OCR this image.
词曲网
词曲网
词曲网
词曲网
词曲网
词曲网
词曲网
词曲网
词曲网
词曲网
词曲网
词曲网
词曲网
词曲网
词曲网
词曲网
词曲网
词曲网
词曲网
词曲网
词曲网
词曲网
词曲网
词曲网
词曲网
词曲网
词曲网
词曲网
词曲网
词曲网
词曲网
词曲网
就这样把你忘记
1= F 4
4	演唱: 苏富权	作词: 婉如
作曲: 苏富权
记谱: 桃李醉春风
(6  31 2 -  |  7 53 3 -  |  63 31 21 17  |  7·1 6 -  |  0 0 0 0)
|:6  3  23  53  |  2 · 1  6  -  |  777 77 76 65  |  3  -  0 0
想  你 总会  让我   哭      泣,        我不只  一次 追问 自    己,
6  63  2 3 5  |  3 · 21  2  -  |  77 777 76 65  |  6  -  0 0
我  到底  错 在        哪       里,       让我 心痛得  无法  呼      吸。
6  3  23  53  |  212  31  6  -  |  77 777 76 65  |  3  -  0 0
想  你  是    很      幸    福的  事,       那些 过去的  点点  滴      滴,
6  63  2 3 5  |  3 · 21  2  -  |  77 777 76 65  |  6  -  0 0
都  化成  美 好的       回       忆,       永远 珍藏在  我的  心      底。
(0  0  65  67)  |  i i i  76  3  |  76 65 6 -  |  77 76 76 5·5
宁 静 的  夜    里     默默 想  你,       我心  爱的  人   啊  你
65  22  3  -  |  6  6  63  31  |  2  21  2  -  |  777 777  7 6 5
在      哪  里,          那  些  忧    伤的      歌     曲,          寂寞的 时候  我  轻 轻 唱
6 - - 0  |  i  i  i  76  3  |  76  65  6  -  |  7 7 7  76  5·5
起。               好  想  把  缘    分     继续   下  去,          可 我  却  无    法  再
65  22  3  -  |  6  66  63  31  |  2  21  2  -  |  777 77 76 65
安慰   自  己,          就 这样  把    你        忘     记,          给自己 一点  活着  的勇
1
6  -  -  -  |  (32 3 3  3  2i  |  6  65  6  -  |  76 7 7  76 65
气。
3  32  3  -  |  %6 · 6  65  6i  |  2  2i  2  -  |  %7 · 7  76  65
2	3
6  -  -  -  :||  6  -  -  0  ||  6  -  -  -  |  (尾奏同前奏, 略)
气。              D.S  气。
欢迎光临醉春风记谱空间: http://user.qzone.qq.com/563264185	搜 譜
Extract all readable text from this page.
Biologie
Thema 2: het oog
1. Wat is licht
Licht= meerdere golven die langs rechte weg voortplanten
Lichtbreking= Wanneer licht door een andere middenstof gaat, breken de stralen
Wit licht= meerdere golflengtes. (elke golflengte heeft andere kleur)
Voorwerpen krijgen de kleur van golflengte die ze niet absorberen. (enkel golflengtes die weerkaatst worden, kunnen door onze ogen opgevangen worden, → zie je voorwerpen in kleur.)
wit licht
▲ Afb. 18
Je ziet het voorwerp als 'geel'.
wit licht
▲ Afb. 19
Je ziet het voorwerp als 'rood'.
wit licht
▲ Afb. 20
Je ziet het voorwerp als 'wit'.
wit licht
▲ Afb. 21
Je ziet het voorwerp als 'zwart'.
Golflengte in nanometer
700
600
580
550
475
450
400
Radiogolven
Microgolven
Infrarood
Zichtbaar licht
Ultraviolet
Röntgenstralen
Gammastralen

> _YOUR OBJECTIVE_
Pick out every line with the string "ziet" and copy it.

> _SOLUTION TO THIS TASK_
Je ziet het voorwerp als 'geel'.
Je ziet het voorwerp als 'rood'.
Je ziet het voorwerp als 'wit'.
Je ziet het voorwerp als 'zwart'.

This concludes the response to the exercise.